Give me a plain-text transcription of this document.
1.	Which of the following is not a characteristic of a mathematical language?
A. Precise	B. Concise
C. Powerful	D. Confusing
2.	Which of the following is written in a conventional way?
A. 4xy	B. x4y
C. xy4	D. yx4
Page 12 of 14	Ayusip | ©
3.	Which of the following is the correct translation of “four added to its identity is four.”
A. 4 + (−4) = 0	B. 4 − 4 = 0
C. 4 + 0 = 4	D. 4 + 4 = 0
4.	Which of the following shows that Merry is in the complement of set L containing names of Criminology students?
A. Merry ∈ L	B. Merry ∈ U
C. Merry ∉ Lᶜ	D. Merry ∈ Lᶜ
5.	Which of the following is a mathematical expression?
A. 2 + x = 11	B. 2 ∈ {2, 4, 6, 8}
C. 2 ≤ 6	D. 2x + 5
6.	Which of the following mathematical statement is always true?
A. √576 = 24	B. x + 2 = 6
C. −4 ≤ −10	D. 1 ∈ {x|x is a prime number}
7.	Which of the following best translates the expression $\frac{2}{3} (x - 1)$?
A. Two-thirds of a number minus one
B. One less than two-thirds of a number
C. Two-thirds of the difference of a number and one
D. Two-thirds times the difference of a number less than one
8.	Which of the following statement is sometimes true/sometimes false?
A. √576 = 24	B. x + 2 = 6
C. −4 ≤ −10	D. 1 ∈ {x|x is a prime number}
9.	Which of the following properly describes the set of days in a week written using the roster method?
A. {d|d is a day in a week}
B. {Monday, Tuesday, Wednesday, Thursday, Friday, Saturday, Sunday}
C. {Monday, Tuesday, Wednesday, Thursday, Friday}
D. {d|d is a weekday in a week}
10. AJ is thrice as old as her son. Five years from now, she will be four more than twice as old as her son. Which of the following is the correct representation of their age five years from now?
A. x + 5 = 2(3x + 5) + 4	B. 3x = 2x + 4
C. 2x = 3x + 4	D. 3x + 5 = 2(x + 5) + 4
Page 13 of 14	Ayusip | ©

WHAT IS REQUIRED :: Copy out every line of the material above that mentions the word "Merry".

EXERCISE ANSWER ::
4.	Which of the following shows that Merry is in the complement of set L containing names of Criminology students?
A. Merry ∈ L	B. Merry ∈ U
C. Merry ∉ Lᶜ	D. Merry ∈ Lᶜ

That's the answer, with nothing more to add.